▶
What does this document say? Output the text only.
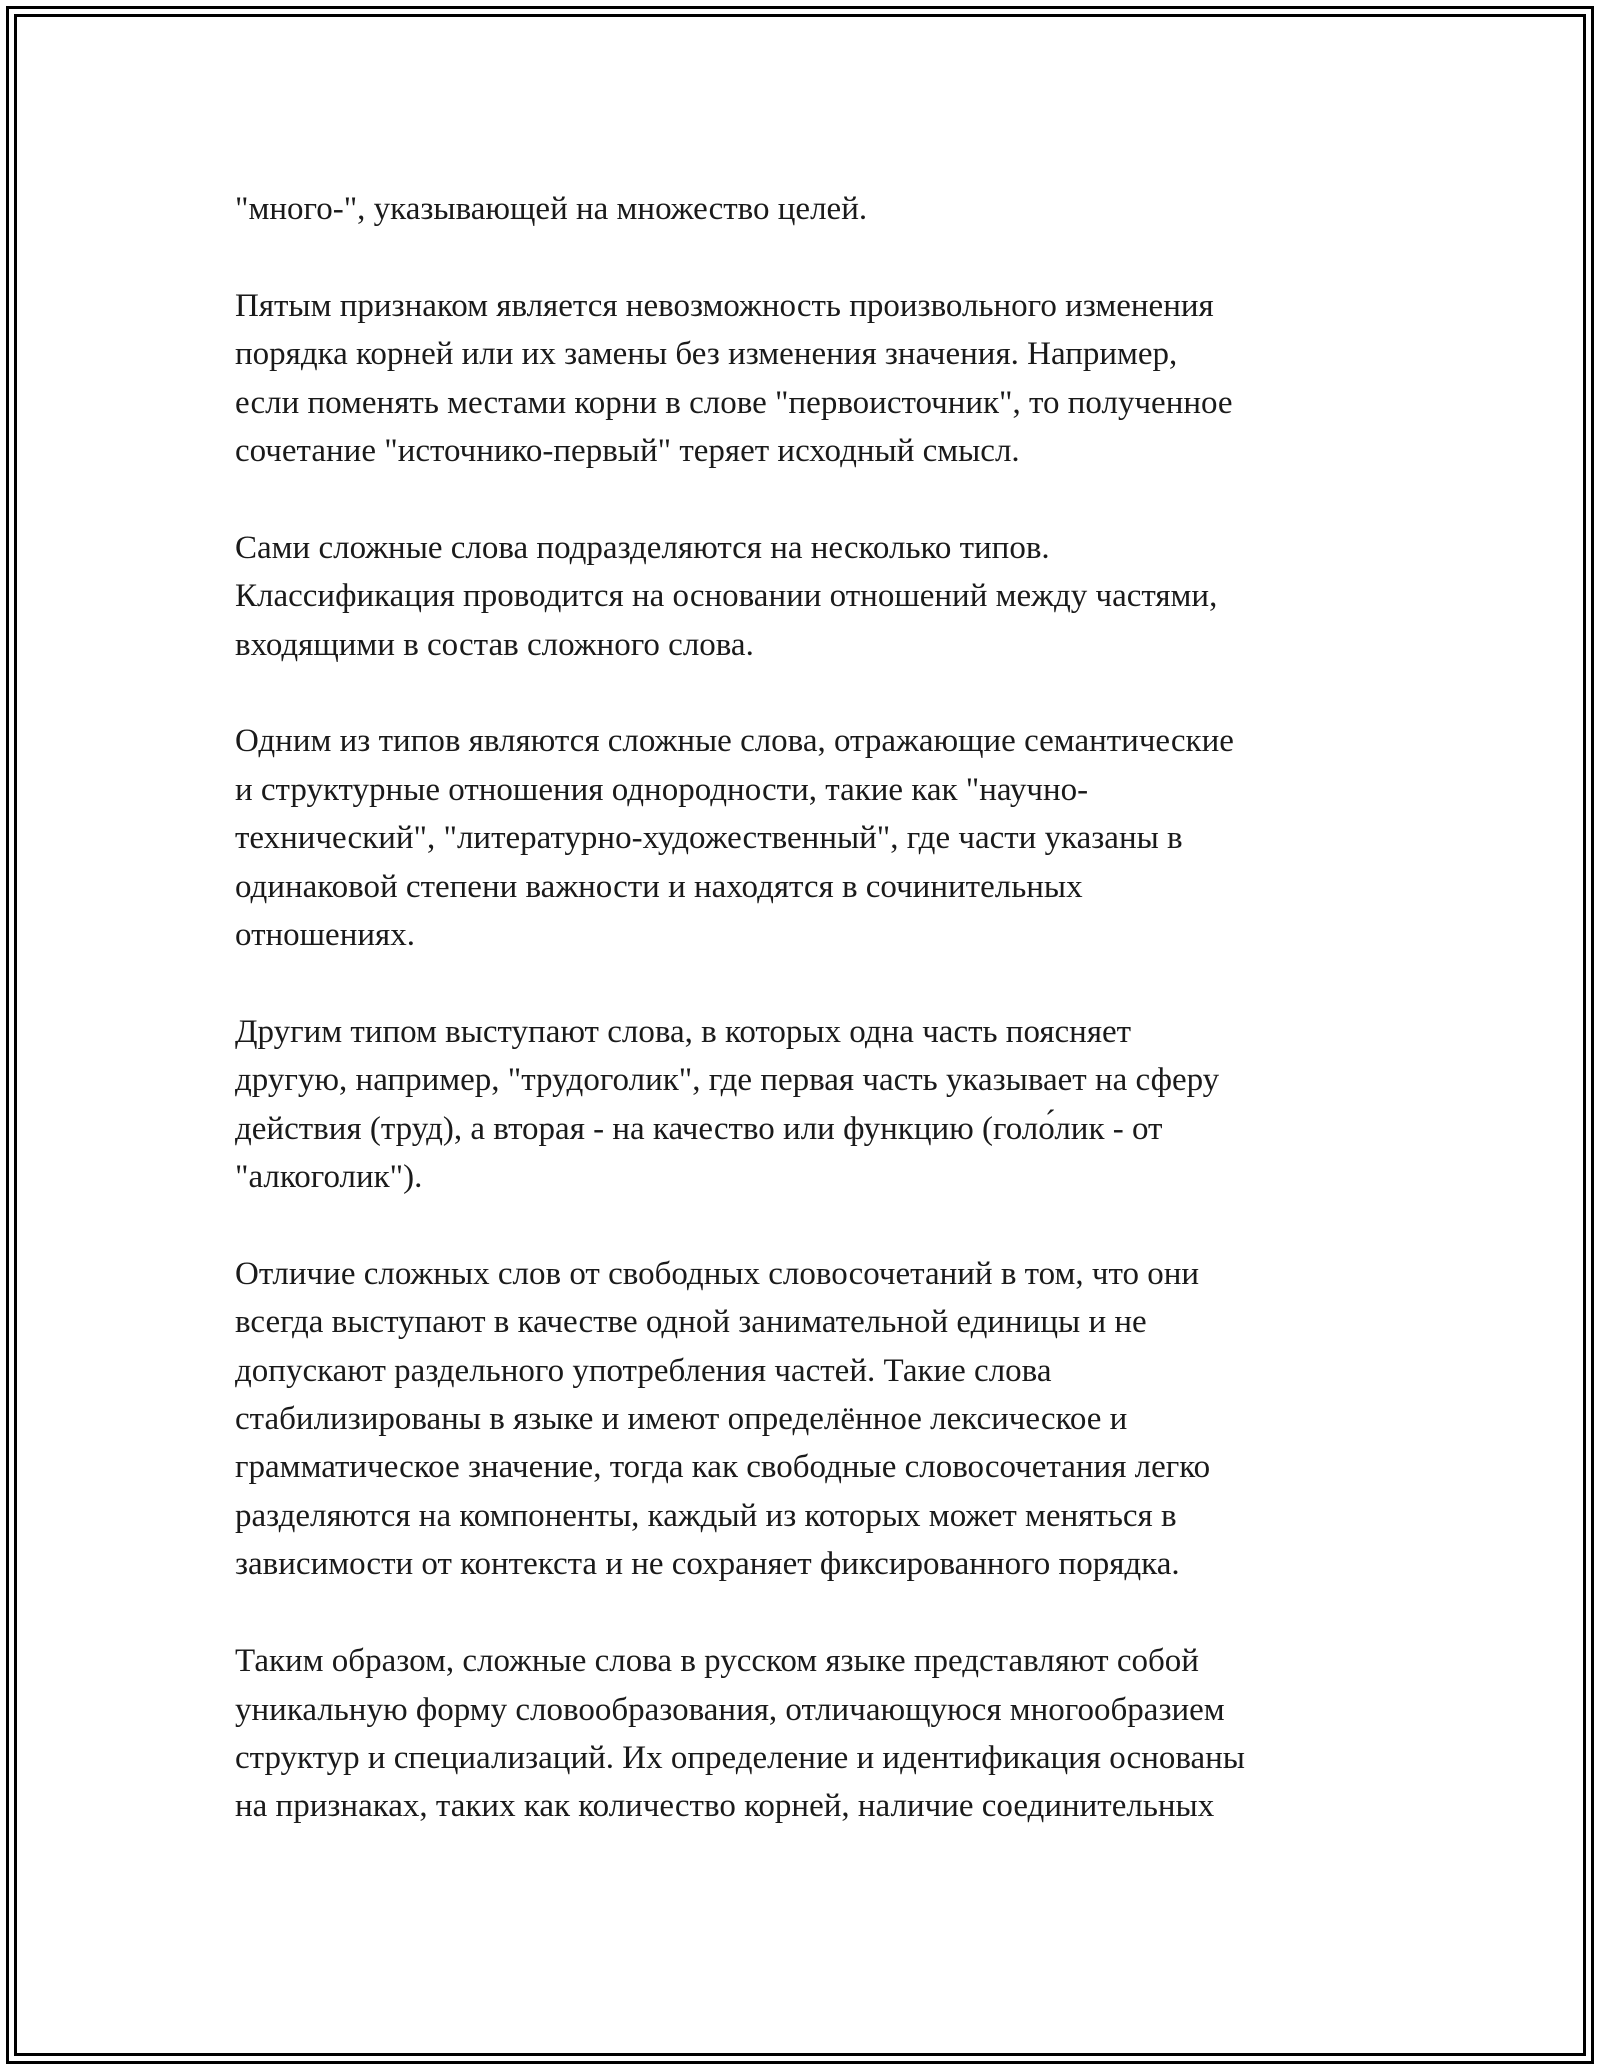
"много-", указывающей на множество целей.

Пятым признаком является невозможность произвольного изменения
порядка корней или их замены без изменения значения. Например,
если поменять местами корни в слове "первоисточник", то полученное
сочетание "источнико-первый" теряет исходный смысл.

Сами сложные слова подразделяются на несколько типов.
Классификация проводится на основании отношений между частями,
входящими в состав сложного слова.

Одним из типов являются сложные слова, отражающие семантические
и структурные отношения однородности, такие как "научно-
технический", "литературно-художественный", где части указаны в
одинаковой степени важности и находятся в сочинительных
отношениях.

Другим типом выступают слова, в которых одна часть поясняет
другую, например, "трудоголик", где первая часть указывает на сферу
действия (труд), а вторая - на качество или функцию (голо́лик - от
"алкоголик").

Отличие сложных слов от свободных словосочетаний в том, что они
всегда выступают в качестве одной занимательной единицы и не
допускают раздельного употребления частей. Такие слова
стабилизированы в языке и имеют определённое лексическое и
грамматическое значение, тогда как свободные словосочетания легко
разделяются на компоненты, каждый из которых может меняться в
зависимости от контекста и не сохраняет фиксированного порядка.

Таким образом, сложные слова в русском языке представляют собой
уникальную форму словообразования, отличающуюся многообразием
структур и специализаций. Их определение и идентификация основаны
на признаках, таких как количество корней, наличие соединительных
◀
**Task brief**
Copy all lines from the listing that contain "часть".

**Answer to the exercise**
Другим типом выступают слова, в которых одна часть поясняет
другую, например, "трудоголик", где первая часть указывает на сферу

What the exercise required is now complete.